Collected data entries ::
┄┄┄┄┄┄

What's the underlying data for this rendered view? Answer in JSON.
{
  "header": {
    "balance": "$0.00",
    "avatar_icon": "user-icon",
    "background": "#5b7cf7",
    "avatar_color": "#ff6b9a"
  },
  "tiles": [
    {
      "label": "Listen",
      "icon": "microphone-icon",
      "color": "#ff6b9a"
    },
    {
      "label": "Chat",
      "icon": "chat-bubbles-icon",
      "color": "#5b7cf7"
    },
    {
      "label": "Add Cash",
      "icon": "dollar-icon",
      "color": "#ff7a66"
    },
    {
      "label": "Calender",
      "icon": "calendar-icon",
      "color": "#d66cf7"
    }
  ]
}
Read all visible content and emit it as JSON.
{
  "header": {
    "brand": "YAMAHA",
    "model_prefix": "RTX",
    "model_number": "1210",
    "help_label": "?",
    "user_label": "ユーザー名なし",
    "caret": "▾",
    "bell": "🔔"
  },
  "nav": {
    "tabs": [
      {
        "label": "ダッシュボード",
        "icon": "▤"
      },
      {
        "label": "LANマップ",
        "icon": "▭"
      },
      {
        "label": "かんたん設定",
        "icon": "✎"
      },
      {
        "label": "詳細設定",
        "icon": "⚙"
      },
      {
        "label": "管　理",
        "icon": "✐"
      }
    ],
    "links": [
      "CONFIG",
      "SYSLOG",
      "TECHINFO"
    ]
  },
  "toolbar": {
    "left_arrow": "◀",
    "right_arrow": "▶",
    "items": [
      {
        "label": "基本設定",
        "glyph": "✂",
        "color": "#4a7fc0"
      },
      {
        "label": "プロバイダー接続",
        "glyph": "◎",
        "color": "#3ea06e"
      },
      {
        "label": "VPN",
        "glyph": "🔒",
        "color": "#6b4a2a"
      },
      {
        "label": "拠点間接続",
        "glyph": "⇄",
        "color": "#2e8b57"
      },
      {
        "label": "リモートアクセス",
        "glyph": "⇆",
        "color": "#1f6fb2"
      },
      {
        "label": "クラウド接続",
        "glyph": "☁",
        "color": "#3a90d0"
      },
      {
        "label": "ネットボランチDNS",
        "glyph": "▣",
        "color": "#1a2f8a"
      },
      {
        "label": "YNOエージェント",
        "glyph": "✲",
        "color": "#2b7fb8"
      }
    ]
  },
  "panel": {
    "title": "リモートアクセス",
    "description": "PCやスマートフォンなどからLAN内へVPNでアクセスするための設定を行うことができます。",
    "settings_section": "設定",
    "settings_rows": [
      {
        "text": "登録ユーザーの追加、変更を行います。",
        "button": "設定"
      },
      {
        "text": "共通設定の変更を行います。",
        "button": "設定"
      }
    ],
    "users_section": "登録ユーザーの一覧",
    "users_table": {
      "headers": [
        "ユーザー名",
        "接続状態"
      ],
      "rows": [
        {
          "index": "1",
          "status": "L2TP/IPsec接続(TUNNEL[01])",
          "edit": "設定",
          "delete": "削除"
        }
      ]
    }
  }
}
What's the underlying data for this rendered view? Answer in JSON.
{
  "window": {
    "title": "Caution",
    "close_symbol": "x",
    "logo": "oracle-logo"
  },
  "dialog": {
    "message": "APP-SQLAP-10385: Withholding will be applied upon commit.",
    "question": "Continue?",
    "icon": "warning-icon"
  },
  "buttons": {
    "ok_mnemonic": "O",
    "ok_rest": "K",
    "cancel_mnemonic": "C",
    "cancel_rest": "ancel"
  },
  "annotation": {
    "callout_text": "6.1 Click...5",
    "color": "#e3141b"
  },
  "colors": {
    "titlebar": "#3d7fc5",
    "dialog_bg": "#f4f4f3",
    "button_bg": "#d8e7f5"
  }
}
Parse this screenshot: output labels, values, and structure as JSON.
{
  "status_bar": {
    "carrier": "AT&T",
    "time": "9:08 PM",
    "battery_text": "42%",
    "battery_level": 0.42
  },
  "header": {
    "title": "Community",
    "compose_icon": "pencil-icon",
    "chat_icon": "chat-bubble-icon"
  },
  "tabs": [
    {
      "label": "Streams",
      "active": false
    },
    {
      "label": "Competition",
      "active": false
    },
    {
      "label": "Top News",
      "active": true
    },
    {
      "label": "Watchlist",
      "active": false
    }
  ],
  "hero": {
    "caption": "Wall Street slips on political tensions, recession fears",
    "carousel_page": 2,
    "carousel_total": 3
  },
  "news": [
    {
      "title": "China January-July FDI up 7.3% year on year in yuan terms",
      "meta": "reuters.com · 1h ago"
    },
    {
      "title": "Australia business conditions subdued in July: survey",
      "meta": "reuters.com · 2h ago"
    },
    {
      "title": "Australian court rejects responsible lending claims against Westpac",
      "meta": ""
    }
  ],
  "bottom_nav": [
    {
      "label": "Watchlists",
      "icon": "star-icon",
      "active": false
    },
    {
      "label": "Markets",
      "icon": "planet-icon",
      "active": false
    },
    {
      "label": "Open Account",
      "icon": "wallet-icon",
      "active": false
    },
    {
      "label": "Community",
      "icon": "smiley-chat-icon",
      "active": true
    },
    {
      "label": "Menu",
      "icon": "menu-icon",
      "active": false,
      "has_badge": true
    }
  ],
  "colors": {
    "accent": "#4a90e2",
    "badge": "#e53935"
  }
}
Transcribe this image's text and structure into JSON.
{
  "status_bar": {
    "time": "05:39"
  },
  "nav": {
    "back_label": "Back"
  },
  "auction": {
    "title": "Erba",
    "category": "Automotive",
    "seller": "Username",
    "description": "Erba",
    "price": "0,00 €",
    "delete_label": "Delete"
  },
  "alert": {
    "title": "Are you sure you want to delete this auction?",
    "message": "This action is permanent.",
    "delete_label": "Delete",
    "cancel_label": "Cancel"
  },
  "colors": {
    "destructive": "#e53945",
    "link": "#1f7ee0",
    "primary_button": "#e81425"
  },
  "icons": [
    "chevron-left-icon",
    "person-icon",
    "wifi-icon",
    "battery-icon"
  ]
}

┄┄┄┄┄┄

Objective ::
Only the number is wanted: how many lines of the data contain the word "meta"?

Response below ::
3